* WHAT IS BEING ASKED:
Work out how many lines of the data hold the string "text", and reply with that number alone.

* TASK MATERIAL:
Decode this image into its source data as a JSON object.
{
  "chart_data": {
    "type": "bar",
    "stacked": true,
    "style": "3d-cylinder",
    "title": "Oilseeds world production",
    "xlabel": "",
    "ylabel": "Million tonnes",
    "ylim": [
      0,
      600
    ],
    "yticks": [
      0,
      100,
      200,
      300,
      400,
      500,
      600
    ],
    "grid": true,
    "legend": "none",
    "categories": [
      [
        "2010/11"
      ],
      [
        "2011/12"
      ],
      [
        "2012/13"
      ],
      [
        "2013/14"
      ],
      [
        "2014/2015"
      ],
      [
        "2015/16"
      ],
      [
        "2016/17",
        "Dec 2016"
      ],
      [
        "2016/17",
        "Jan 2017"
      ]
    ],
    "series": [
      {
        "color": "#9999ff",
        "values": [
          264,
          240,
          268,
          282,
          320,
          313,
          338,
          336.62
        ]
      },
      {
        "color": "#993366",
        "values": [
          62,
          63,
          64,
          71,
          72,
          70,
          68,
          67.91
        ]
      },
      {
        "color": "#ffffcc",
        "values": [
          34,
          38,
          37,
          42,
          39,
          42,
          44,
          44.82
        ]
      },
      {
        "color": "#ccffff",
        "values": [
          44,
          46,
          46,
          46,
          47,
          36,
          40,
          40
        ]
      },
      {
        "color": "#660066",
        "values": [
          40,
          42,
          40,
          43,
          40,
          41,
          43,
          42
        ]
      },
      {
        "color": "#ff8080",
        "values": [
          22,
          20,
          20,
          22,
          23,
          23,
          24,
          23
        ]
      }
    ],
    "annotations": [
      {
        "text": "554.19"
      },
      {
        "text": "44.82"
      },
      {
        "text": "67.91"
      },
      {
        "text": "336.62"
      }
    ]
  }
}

* RESPONSE FOR THIS EXERCISE:
4